Output each entry that follows exactly. Images stay out.

- EXCERPTED DATA
►
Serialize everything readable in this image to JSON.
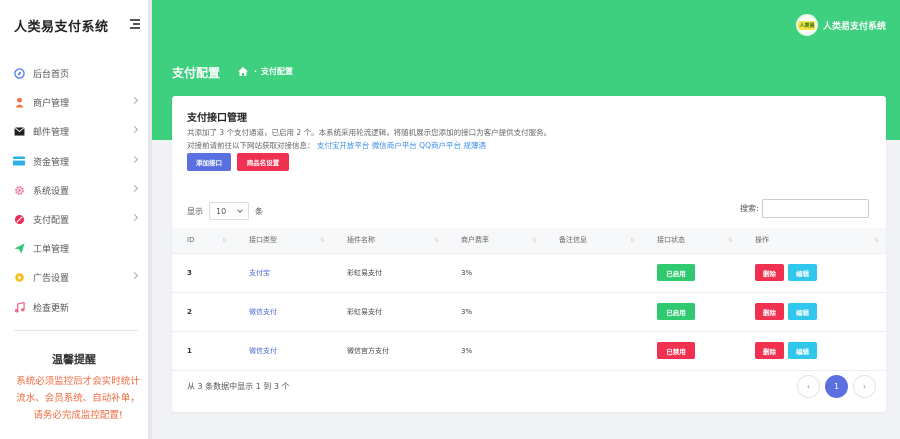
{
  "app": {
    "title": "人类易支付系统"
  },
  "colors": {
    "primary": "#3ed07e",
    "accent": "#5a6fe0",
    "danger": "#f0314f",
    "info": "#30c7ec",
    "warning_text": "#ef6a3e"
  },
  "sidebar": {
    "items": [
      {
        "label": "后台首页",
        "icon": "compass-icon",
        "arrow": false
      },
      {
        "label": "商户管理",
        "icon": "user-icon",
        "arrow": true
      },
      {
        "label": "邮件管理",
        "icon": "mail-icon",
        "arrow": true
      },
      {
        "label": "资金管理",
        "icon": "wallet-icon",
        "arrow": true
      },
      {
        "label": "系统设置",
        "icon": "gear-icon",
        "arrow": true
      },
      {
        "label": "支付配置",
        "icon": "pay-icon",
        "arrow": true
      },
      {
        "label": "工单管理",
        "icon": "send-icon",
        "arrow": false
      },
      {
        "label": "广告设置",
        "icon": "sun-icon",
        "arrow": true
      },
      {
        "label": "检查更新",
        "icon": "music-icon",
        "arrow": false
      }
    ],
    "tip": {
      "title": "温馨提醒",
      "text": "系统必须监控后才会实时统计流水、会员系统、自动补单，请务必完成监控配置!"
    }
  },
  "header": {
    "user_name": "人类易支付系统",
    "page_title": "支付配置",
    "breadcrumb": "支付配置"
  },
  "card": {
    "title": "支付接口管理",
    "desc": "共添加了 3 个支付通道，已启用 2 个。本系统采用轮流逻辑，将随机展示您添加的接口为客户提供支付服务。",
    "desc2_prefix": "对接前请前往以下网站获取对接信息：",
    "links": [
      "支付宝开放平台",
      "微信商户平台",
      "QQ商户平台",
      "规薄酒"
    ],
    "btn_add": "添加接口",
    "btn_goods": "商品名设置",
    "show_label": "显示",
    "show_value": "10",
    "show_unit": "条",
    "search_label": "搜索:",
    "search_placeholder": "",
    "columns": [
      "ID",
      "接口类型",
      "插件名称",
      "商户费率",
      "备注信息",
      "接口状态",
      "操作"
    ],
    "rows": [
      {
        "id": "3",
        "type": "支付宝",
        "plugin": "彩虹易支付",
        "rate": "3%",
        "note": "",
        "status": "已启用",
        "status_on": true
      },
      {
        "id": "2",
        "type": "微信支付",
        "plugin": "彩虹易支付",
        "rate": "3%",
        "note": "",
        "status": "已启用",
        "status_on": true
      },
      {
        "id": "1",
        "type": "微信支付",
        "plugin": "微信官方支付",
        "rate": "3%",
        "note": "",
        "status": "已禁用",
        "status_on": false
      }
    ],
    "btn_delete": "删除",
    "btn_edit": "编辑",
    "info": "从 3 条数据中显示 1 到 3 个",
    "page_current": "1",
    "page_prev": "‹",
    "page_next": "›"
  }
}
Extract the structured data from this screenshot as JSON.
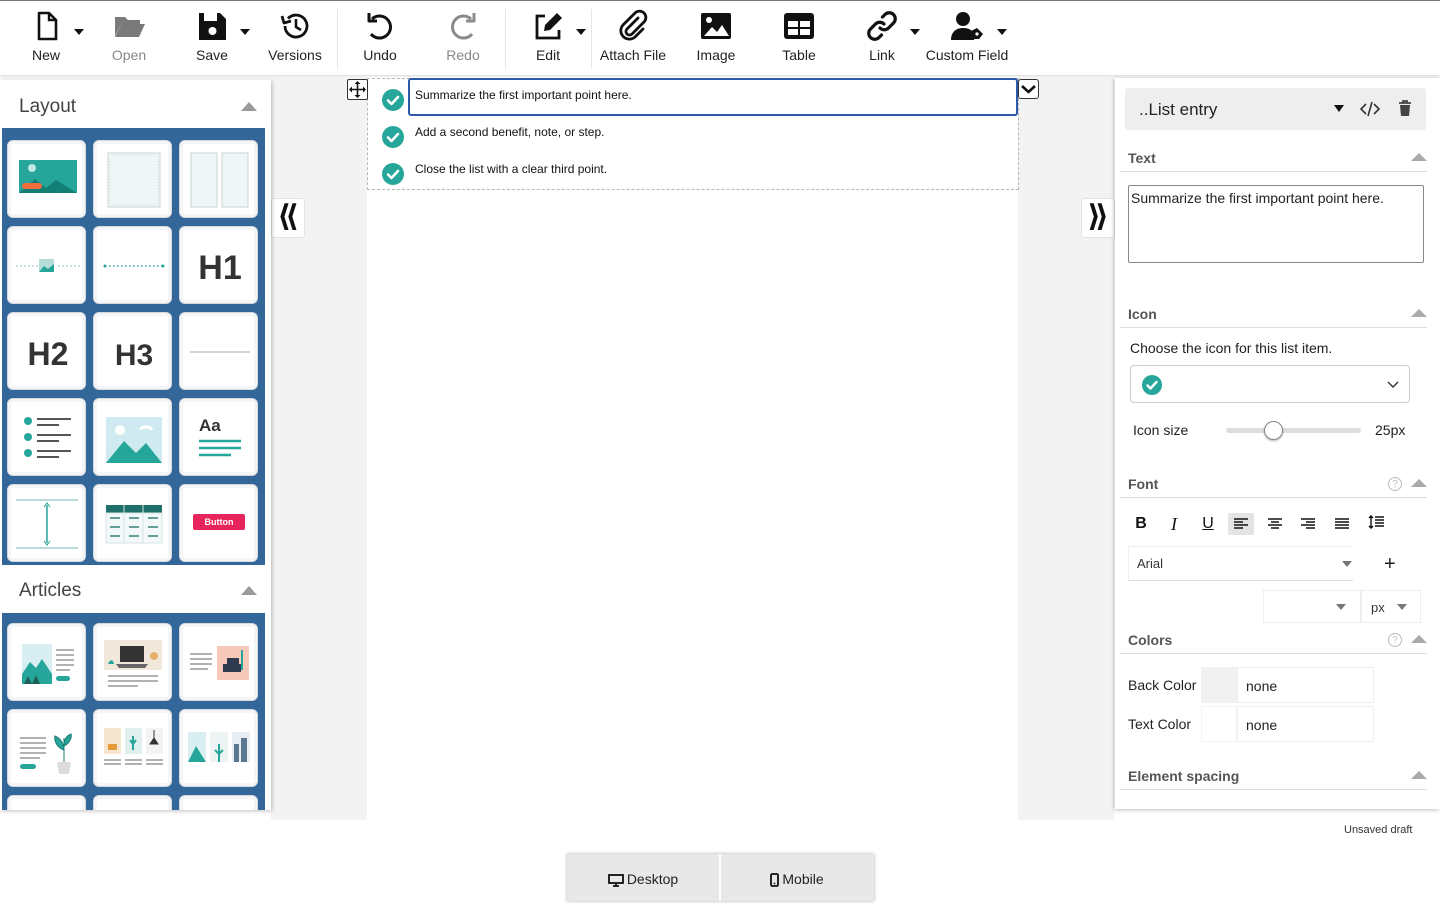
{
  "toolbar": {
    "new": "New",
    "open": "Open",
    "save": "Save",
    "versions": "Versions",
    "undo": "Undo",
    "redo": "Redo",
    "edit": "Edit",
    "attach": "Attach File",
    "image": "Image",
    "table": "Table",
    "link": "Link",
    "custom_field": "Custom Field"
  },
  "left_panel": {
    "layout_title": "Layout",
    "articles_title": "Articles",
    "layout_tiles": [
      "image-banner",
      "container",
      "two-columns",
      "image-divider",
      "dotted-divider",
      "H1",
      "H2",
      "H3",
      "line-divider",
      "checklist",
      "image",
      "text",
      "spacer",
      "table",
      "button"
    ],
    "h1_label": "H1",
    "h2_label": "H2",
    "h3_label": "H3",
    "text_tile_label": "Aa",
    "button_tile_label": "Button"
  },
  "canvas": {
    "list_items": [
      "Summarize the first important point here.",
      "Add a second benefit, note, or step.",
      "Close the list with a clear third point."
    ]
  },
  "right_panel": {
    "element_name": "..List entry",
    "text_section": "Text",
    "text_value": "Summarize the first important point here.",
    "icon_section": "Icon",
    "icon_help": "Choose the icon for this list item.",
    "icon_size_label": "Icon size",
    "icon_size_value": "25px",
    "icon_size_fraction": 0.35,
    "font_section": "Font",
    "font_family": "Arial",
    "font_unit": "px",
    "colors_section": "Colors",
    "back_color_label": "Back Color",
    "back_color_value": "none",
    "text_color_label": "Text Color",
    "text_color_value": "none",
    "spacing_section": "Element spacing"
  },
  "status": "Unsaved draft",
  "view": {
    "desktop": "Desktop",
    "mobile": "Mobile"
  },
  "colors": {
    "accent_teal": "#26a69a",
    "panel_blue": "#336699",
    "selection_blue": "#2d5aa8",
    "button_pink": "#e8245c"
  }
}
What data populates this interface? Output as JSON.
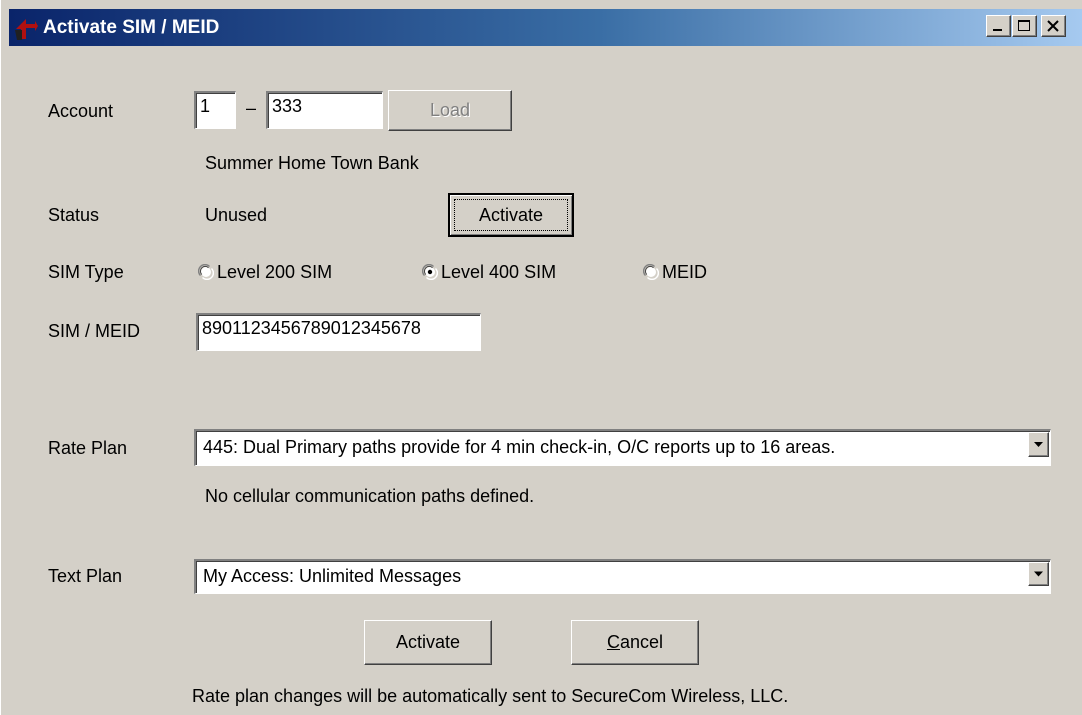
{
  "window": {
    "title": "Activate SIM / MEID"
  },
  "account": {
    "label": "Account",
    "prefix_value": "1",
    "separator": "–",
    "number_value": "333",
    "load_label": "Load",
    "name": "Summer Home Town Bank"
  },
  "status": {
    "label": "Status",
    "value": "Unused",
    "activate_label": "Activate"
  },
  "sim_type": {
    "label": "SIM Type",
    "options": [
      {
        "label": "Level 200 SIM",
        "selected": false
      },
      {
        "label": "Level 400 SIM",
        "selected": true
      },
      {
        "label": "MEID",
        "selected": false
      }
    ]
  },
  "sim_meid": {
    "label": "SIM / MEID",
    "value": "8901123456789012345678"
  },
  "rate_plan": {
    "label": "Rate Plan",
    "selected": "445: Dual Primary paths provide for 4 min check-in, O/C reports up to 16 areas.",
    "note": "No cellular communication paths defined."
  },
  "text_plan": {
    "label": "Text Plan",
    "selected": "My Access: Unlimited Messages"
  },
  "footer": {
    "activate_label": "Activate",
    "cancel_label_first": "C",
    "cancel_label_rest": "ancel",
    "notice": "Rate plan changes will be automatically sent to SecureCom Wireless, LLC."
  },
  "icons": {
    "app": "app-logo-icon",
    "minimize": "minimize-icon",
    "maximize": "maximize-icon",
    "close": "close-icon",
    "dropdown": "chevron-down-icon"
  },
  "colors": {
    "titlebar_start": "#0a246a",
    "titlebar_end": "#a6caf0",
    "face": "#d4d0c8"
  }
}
◄
- WORKED ANSWER
Serialize everything readable in this image to JSON.
{
  "app": {
    "title": "人类易支付系统"
  },
  "colors": {
    "primary": "#3ed07e",
    "accent": "#5a6fe0",
    "danger": "#f0314f",
    "info": "#30c7ec",
    "warning_text": "#ef6a3e"
  },
  "sidebar": {
    "items": [
      {
        "label": "后台首页",
        "icon": "compass-icon",
        "arrow": false
      },
      {
        "label": "商户管理",
        "icon": "user-icon",
        "arrow": true
      },
      {
        "label": "邮件管理",
        "icon": "mail-icon",
        "arrow": true
      },
      {
        "label": "资金管理",
        "icon": "wallet-icon",
        "arrow": true
      },
      {
        "label": "系统设置",
        "icon": "gear-icon",
        "arrow": true
      },
      {
        "label": "支付配置",
        "icon": "pay-icon",
        "arrow": true
      },
      {
        "label": "工单管理",
        "icon": "send-icon",
        "arrow": false
      },
      {
        "label": "广告设置",
        "icon": "sun-icon",
        "arrow": true
      },
      {
        "label": "检查更新",
        "icon": "music-icon",
        "arrow": false
      }
    ],
    "tip": {
      "title": "温馨提醒",
      "text": "系统必须监控后才会实时统计流水、会员系统、自动补单，请务必完成监控配置!"
    }
  },
  "header": {
    "user_name": "人类易支付系统",
    "page_title": "支付配置",
    "breadcrumb": "支付配置"
  },
  "card": {
    "title": "支付接口管理",
    "desc": "共添加了 3 个支付通道，已启用 2 个。本系统采用轮流逻辑，将随机展示您添加的接口为客户提供支付服务。",
    "desc2_prefix": "对接前请前往以下网站获取对接信息：",
    "links": [
      "支付宝开放平台",
      "微信商户平台",
      "QQ商户平台",
      "规薄酒"
    ],
    "btn_add": "添加接口",
    "btn_goods": "商品名设置",
    "show_label": "显示",
    "show_value": "10",
    "show_unit": "条",
    "search_label": "搜索:",
    "search_placeholder": "",
    "columns": [
      "ID",
      "接口类型",
      "插件名称",
      "商户费率",
      "备注信息",
      "接口状态",
      "操作"
    ],
    "rows": [
      {
        "id": "3",
        "type": "支付宝",
        "plugin": "彩虹易支付",
        "rate": "3%",
        "note": "",
        "status": "已启用",
        "status_on": true
      },
      {
        "id": "2",
        "type": "微信支付",
        "plugin": "彩虹易支付",
        "rate": "3%",
        "note": "",
        "status": "已启用",
        "status_on": true
      },
      {
        "id": "1",
        "type": "微信支付",
        "plugin": "微信官方支付",
        "rate": "3%",
        "note": "",
        "status": "已禁用",
        "status_on": false
      }
    ],
    "btn_delete": "删除",
    "btn_edit": "编辑",
    "info": "从 3 条数据中显示 1 到 3 个",
    "page_current": "1",
    "page_prev": "‹",
    "page_next": "›"
  }
}
Extract the structured data from this screenshot as JSON.
{
  "toolbar": {
    "new": "New",
    "open": "Open",
    "save": "Save",
    "versions": "Versions",
    "undo": "Undo",
    "redo": "Redo",
    "edit": "Edit",
    "attach": "Attach File",
    "image": "Image",
    "table": "Table",
    "link": "Link",
    "custom_field": "Custom Field"
  },
  "left_panel": {
    "layout_title": "Layout",
    "articles_title": "Articles",
    "layout_tiles": [
      "image-banner",
      "container",
      "two-columns",
      "image-divider",
      "dotted-divider",
      "H1",
      "H2",
      "H3",
      "line-divider",
      "checklist",
      "image",
      "text",
      "spacer",
      "table",
      "button"
    ],
    "h1_label": "H1",
    "h2_label": "H2",
    "h3_label": "H3",
    "text_tile_label": "Aa",
    "button_tile_label": "Button"
  },
  "canvas": {
    "list_items": [
      "Summarize the first important point here.",
      "Add a second benefit, note, or step.",
      "Close the list with a clear third point."
    ]
  },
  "right_panel": {
    "element_name": "..List entry",
    "text_section": "Text",
    "text_value": "Summarize the first important point here.",
    "icon_section": "Icon",
    "icon_help": "Choose the icon for this list item.",
    "icon_size_label": "Icon size",
    "icon_size_value": "25px",
    "icon_size_fraction": 0.35,
    "font_section": "Font",
    "font_family": "Arial",
    "font_unit": "px",
    "colors_section": "Colors",
    "back_color_label": "Back Color",
    "back_color_value": "none",
    "text_color_label": "Text Color",
    "text_color_value": "none",
    "spacing_section": "Element spacing"
  },
  "status": "Unsaved draft",
  "view": {
    "desktop": "Desktop",
    "mobile": "Mobile"
  },
  "colors": {
    "accent_teal": "#26a69a",
    "panel_blue": "#336699",
    "selection_blue": "#2d5aa8",
    "button_pink": "#e8245c"
  }
}
What data populates this interface? Output as JSON.
{
  "window": {
    "title": "Activate SIM / MEID"
  },
  "account": {
    "label": "Account",
    "prefix_value": "1",
    "separator": "–",
    "number_value": "333",
    "load_label": "Load",
    "name": "Summer Home Town Bank"
  },
  "status": {
    "label": "Status",
    "value": "Unused",
    "activate_label": "Activate"
  },
  "sim_type": {
    "label": "SIM Type",
    "options": [
      {
        "label": "Level 200 SIM",
        "selected": false
      },
      {
        "label": "Level 400 SIM",
        "selected": true
      },
      {
        "label": "MEID",
        "selected": false
      }
    ]
  },
  "sim_meid": {
    "label": "SIM / MEID",
    "value": "8901123456789012345678"
  },
  "rate_plan": {
    "label": "Rate Plan",
    "selected": "445: Dual Primary paths provide for 4 min check-in, O/C reports up to 16 areas.",
    "note": "No cellular communication paths defined."
  },
  "text_plan": {
    "label": "Text Plan",
    "selected": "My Access: Unlimited Messages"
  },
  "footer": {
    "activate_label": "Activate",
    "cancel_label_first": "C",
    "cancel_label_rest": "ancel",
    "notice": "Rate plan changes will be automatically sent to SecureCom Wireless, LLC."
  },
  "icons": {
    "app": "app-logo-icon",
    "minimize": "minimize-icon",
    "maximize": "maximize-icon",
    "close": "close-icon",
    "dropdown": "chevron-down-icon"
  },
  "colors": {
    "titlebar_start": "#0a246a",
    "titlebar_end": "#a6caf0",
    "face": "#d4d0c8"
  }
}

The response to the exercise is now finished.